[Excerpts from a figure dataset]
++++++

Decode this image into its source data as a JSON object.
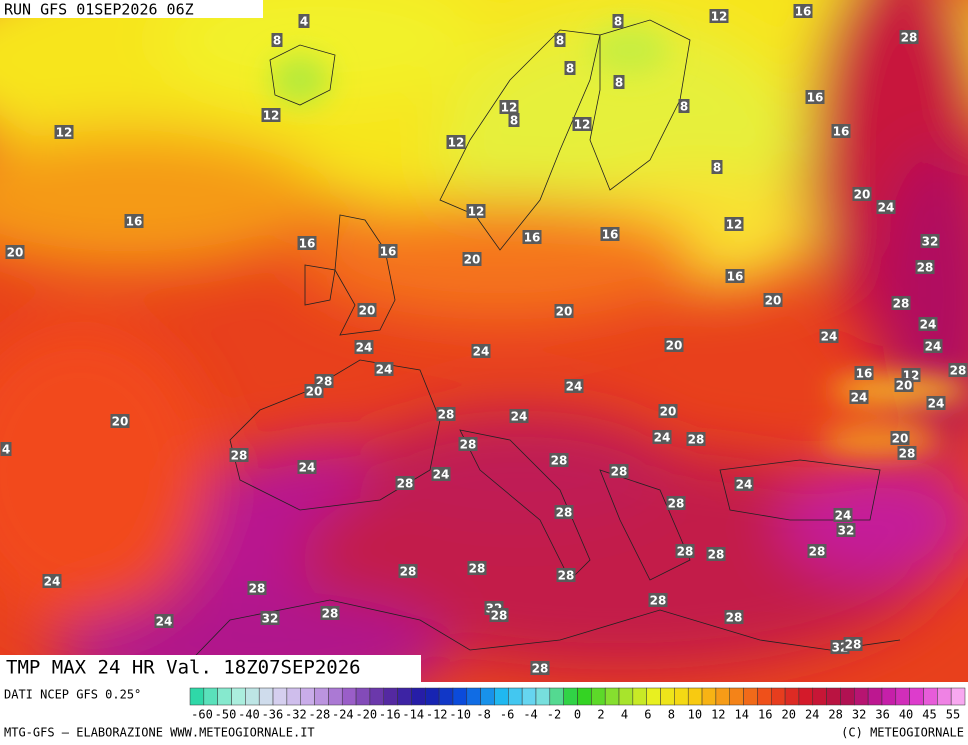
{
  "header": {
    "run": "RUN GFS 01SEP2026 06Z"
  },
  "map": {
    "title": "TMP MAX 24 HR Val. 18Z07SEP2026",
    "contour_labels": [
      4,
      8,
      8,
      12,
      16,
      28,
      8,
      8,
      8,
      8,
      12,
      12,
      12,
      8,
      12,
      12,
      16,
      16,
      8,
      16,
      12,
      16,
      16,
      12,
      20,
      24,
      32,
      20,
      16,
      16,
      20,
      16,
      28,
      20,
      28,
      20,
      20,
      24,
      24,
      24,
      24,
      24,
      20,
      24,
      28,
      20,
      16,
      12,
      20,
      28,
      24,
      24,
      24,
      20,
      28,
      24,
      20,
      28,
      24,
      28,
      20,
      28,
      4,
      28,
      24,
      28,
      24,
      28,
      28,
      24,
      28,
      28,
      24,
      32,
      28,
      28,
      28,
      28,
      28,
      28,
      24,
      28,
      28,
      32,
      28,
      32,
      28,
      24,
      28,
      32,
      28,
      28
    ]
  },
  "legend": {
    "source": "DATI NCEP GFS 0.25°",
    "scale": [
      -60,
      -50,
      -40,
      -36,
      -32,
      -28,
      -24,
      -20,
      -16,
      -14,
      -12,
      -10,
      -8,
      -6,
      -4,
      -2,
      0,
      2,
      4,
      6,
      8,
      10,
      12,
      14,
      16,
      20,
      24,
      28,
      32,
      36,
      40,
      45,
      55
    ]
  },
  "footer": {
    "credit": "MTG-GFS — ELABORAZIONE WWW.METEOGIORNALE.IT",
    "copyright": "(C) METEOGIORNALE"
  }
}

++++++

**Required task:**
Pictures in the records should not appear in your copy, but everything else must be transcribed exactly.

**Reply to the exercise:**
Decode this image into its source data as a JSON object.
{
  "header": {
    "run": "RUN GFS 01SEP2026 06Z"
  },
  "map": {
    "title": "TMP MAX 24 HR Val. 18Z07SEP2026",
    "contour_labels": [
      4,
      8,
      8,
      12,
      16,
      28,
      8,
      8,
      8,
      8,
      12,
      12,
      12,
      8,
      12,
      12,
      16,
      16,
      8,
      16,
      12,
      16,
      16,
      12,
      20,
      24,
      32,
      20,
      16,
      16,
      20,
      16,
      28,
      20,
      28,
      20,
      20,
      24,
      24,
      24,
      24,
      24,
      20,
      24,
      28,
      20,
      16,
      12,
      20,
      28,
      24,
      24,
      24,
      20,
      28,
      24,
      20,
      28,
      24,
      28,
      20,
      28,
      4,
      28,
      24,
      28,
      24,
      28,
      28,
      24,
      28,
      28,
      24,
      32,
      28,
      28,
      28,
      28,
      28,
      28,
      24,
      28,
      28,
      32,
      28,
      32,
      28,
      24,
      28,
      32,
      28,
      28
    ]
  },
  "legend": {
    "source": "DATI NCEP GFS 0.25°",
    "scale": [
      -60,
      -50,
      -40,
      -36,
      -32,
      -28,
      -24,
      -20,
      -16,
      -14,
      -12,
      -10,
      -8,
      -6,
      -4,
      -2,
      0,
      2,
      4,
      6,
      8,
      10,
      12,
      14,
      16,
      20,
      24,
      28,
      32,
      36,
      40,
      45,
      55
    ]
  },
  "footer": {
    "credit": "MTG-GFS — ELABORAZIONE WWW.METEOGIORNALE.IT",
    "copyright": "(C) METEOGIORNALE"
  }
}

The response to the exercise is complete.